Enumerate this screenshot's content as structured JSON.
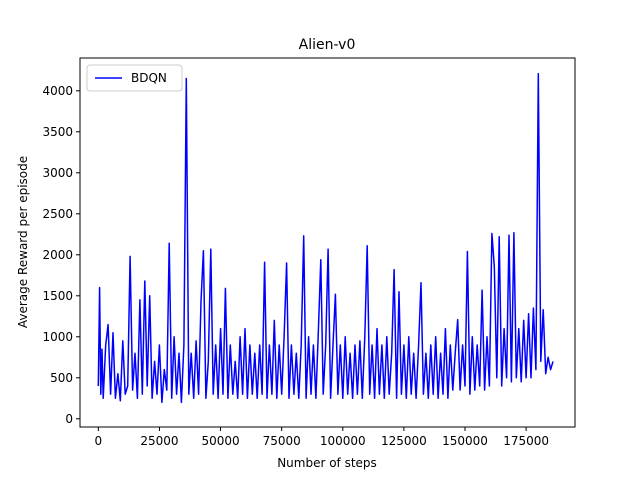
{
  "chart_data": {
    "type": "line",
    "title": "Alien-v0",
    "xlabel": "Number of steps",
    "ylabel": "Average Reward per episode",
    "xlim": [
      -7500,
      195000
    ],
    "ylim": [
      -100,
      4400
    ],
    "xticks": [
      0,
      25000,
      50000,
      75000,
      100000,
      125000,
      150000,
      175000
    ],
    "xtick_labels": [
      "0",
      "25000",
      "50000",
      "75000",
      "100000",
      "125000",
      "150000",
      "175000"
    ],
    "yticks": [
      0,
      500,
      1000,
      1500,
      2000,
      2500,
      3000,
      3500,
      4000
    ],
    "ytick_labels": [
      "0",
      "500",
      "1000",
      "1500",
      "2000",
      "2500",
      "3000",
      "3500",
      "4000"
    ],
    "legend_position": "top-left",
    "grid": false,
    "series": [
      {
        "name": "BDQN",
        "color": "#0000ff",
        "x": [
          0,
          500,
          1000,
          1500,
          2000,
          3000,
          4000,
          5000,
          6000,
          7000,
          8000,
          9000,
          10000,
          11000,
          12000,
          13000,
          14000,
          15000,
          16000,
          17000,
          18000,
          19000,
          20000,
          21000,
          22000,
          23000,
          24000,
          25000,
          26000,
          27000,
          28000,
          29000,
          30000,
          31000,
          32000,
          33000,
          34000,
          35000,
          36000,
          37000,
          38000,
          39000,
          40000,
          41000,
          42000,
          43000,
          44000,
          45000,
          46000,
          47000,
          48000,
          49000,
          50000,
          51000,
          52000,
          53000,
          54000,
          55000,
          56000,
          57000,
          58000,
          59000,
          60000,
          61000,
          62000,
          63000,
          64000,
          65000,
          66000,
          67000,
          68000,
          69000,
          70000,
          71000,
          72000,
          73000,
          74000,
          75000,
          76000,
          77000,
          78000,
          79000,
          80000,
          81000,
          82000,
          83000,
          84000,
          85000,
          86000,
          87000,
          88000,
          89000,
          90000,
          91000,
          92000,
          93000,
          94000,
          95000,
          96000,
          97000,
          98000,
          99000,
          100000,
          101000,
          102000,
          103000,
          104000,
          105000,
          106000,
          107000,
          108000,
          109000,
          110000,
          111000,
          112000,
          113000,
          114000,
          115000,
          116000,
          117000,
          118000,
          119000,
          120000,
          121000,
          122000,
          123000,
          124000,
          125000,
          126000,
          127000,
          128000,
          129000,
          130000,
          131000,
          132000,
          133000,
          134000,
          135000,
          136000,
          137000,
          138000,
          139000,
          140000,
          141000,
          142000,
          143000,
          144000,
          145000,
          146000,
          147000,
          148000,
          149000,
          150000,
          151000,
          152000,
          153000,
          154000,
          155000,
          156000,
          157000,
          158000,
          159000,
          160000,
          161000,
          162000,
          163000,
          164000,
          165000,
          166000,
          167000,
          168000,
          169000,
          170000,
          171000,
          172000,
          173000,
          174000,
          175000,
          176000,
          177000,
          178000,
          179000,
          180000,
          181000,
          182000,
          183000,
          184000,
          185000,
          186000
        ],
        "y": [
          400,
          1600,
          300,
          850,
          250,
          900,
          1150,
          300,
          1050,
          250,
          550,
          220,
          950,
          300,
          400,
          1980,
          350,
          800,
          250,
          1450,
          300,
          1680,
          400,
          1500,
          250,
          700,
          300,
          900,
          200,
          600,
          350,
          2140,
          250,
          1000,
          300,
          800,
          200,
          900,
          4150,
          300,
          800,
          250,
          950,
          300,
          1430,
          2050,
          250,
          700,
          2070,
          300,
          900,
          250,
          1100,
          300,
          1590,
          250,
          900,
          300,
          700,
          250,
          1000,
          300,
          1100,
          250,
          900,
          300,
          800,
          250,
          900,
          300,
          1910,
          250,
          900,
          300,
          1200,
          250,
          900,
          300,
          1000,
          1900,
          250,
          900,
          300,
          800,
          250,
          900,
          2230,
          250,
          1000,
          300,
          900,
          250,
          1050,
          1940,
          300,
          900,
          2070,
          250,
          900,
          1520,
          300,
          900,
          250,
          1000,
          300,
          800,
          250,
          900,
          300,
          950,
          250,
          1000,
          2110,
          300,
          900,
          250,
          1100,
          300,
          900,
          250,
          1000,
          300,
          800,
          1820,
          250,
          1550,
          300,
          900,
          250,
          1000,
          300,
          800,
          250,
          900,
          1660,
          300,
          800,
          250,
          900,
          300,
          1000,
          250,
          800,
          300,
          1100,
          250,
          900,
          350,
          800,
          1210,
          350,
          900,
          400,
          2040,
          300,
          1000,
          350,
          900,
          400,
          1570,
          350,
          1000,
          400,
          2260,
          1860,
          500,
          2220,
          400,
          1100,
          500,
          2240,
          450,
          2270,
          500,
          1100,
          450,
          1200,
          500,
          1280,
          500,
          1350,
          600,
          4210,
          700,
          1330,
          550,
          750,
          600,
          700
        ]
      }
    ]
  }
}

**What to work on:** Using the records above, output their complete text exactly, minus any images.

**Finished answer:**
Enumerate this screenshot's content as structured JSON.
{
  "chart_data": {
    "type": "line",
    "title": "Alien-v0",
    "xlabel": "Number of steps",
    "ylabel": "Average Reward per episode",
    "xlim": [
      -7500,
      195000
    ],
    "ylim": [
      -100,
      4400
    ],
    "xticks": [
      0,
      25000,
      50000,
      75000,
      100000,
      125000,
      150000,
      175000
    ],
    "xtick_labels": [
      "0",
      "25000",
      "50000",
      "75000",
      "100000",
      "125000",
      "150000",
      "175000"
    ],
    "yticks": [
      0,
      500,
      1000,
      1500,
      2000,
      2500,
      3000,
      3500,
      4000
    ],
    "ytick_labels": [
      "0",
      "500",
      "1000",
      "1500",
      "2000",
      "2500",
      "3000",
      "3500",
      "4000"
    ],
    "legend_position": "top-left",
    "grid": false,
    "series": [
      {
        "name": "BDQN",
        "color": "#0000ff",
        "x": [
          0,
          500,
          1000,
          1500,
          2000,
          3000,
          4000,
          5000,
          6000,
          7000,
          8000,
          9000,
          10000,
          11000,
          12000,
          13000,
          14000,
          15000,
          16000,
          17000,
          18000,
          19000,
          20000,
          21000,
          22000,
          23000,
          24000,
          25000,
          26000,
          27000,
          28000,
          29000,
          30000,
          31000,
          32000,
          33000,
          34000,
          35000,
          36000,
          37000,
          38000,
          39000,
          40000,
          41000,
          42000,
          43000,
          44000,
          45000,
          46000,
          47000,
          48000,
          49000,
          50000,
          51000,
          52000,
          53000,
          54000,
          55000,
          56000,
          57000,
          58000,
          59000,
          60000,
          61000,
          62000,
          63000,
          64000,
          65000,
          66000,
          67000,
          68000,
          69000,
          70000,
          71000,
          72000,
          73000,
          74000,
          75000,
          76000,
          77000,
          78000,
          79000,
          80000,
          81000,
          82000,
          83000,
          84000,
          85000,
          86000,
          87000,
          88000,
          89000,
          90000,
          91000,
          92000,
          93000,
          94000,
          95000,
          96000,
          97000,
          98000,
          99000,
          100000,
          101000,
          102000,
          103000,
          104000,
          105000,
          106000,
          107000,
          108000,
          109000,
          110000,
          111000,
          112000,
          113000,
          114000,
          115000,
          116000,
          117000,
          118000,
          119000,
          120000,
          121000,
          122000,
          123000,
          124000,
          125000,
          126000,
          127000,
          128000,
          129000,
          130000,
          131000,
          132000,
          133000,
          134000,
          135000,
          136000,
          137000,
          138000,
          139000,
          140000,
          141000,
          142000,
          143000,
          144000,
          145000,
          146000,
          147000,
          148000,
          149000,
          150000,
          151000,
          152000,
          153000,
          154000,
          155000,
          156000,
          157000,
          158000,
          159000,
          160000,
          161000,
          162000,
          163000,
          164000,
          165000,
          166000,
          167000,
          168000,
          169000,
          170000,
          171000,
          172000,
          173000,
          174000,
          175000,
          176000,
          177000,
          178000,
          179000,
          180000,
          181000,
          182000,
          183000,
          184000,
          185000,
          186000
        ],
        "y": [
          400,
          1600,
          300,
          850,
          250,
          900,
          1150,
          300,
          1050,
          250,
          550,
          220,
          950,
          300,
          400,
          1980,
          350,
          800,
          250,
          1450,
          300,
          1680,
          400,
          1500,
          250,
          700,
          300,
          900,
          200,
          600,
          350,
          2140,
          250,
          1000,
          300,
          800,
          200,
          900,
          4150,
          300,
          800,
          250,
          950,
          300,
          1430,
          2050,
          250,
          700,
          2070,
          300,
          900,
          250,
          1100,
          300,
          1590,
          250,
          900,
          300,
          700,
          250,
          1000,
          300,
          1100,
          250,
          900,
          300,
          800,
          250,
          900,
          300,
          1910,
          250,
          900,
          300,
          1200,
          250,
          900,
          300,
          1000,
          1900,
          250,
          900,
          300,
          800,
          250,
          900,
          2230,
          250,
          1000,
          300,
          900,
          250,
          1050,
          1940,
          300,
          900,
          2070,
          250,
          900,
          1520,
          300,
          900,
          250,
          1000,
          300,
          800,
          250,
          900,
          300,
          950,
          250,
          1000,
          2110,
          300,
          900,
          250,
          1100,
          300,
          900,
          250,
          1000,
          300,
          800,
          1820,
          250,
          1550,
          300,
          900,
          250,
          1000,
          300,
          800,
          250,
          900,
          1660,
          300,
          800,
          250,
          900,
          300,
          1000,
          250,
          800,
          300,
          1100,
          250,
          900,
          350,
          800,
          1210,
          350,
          900,
          400,
          2040,
          300,
          1000,
          350,
          900,
          400,
          1570,
          350,
          1000,
          400,
          2260,
          1860,
          500,
          2220,
          400,
          1100,
          500,
          2240,
          450,
          2270,
          500,
          1100,
          450,
          1200,
          500,
          1280,
          500,
          1350,
          600,
          4210,
          700,
          1330,
          550,
          750,
          600,
          700
        ]
      }
    ]
  }
}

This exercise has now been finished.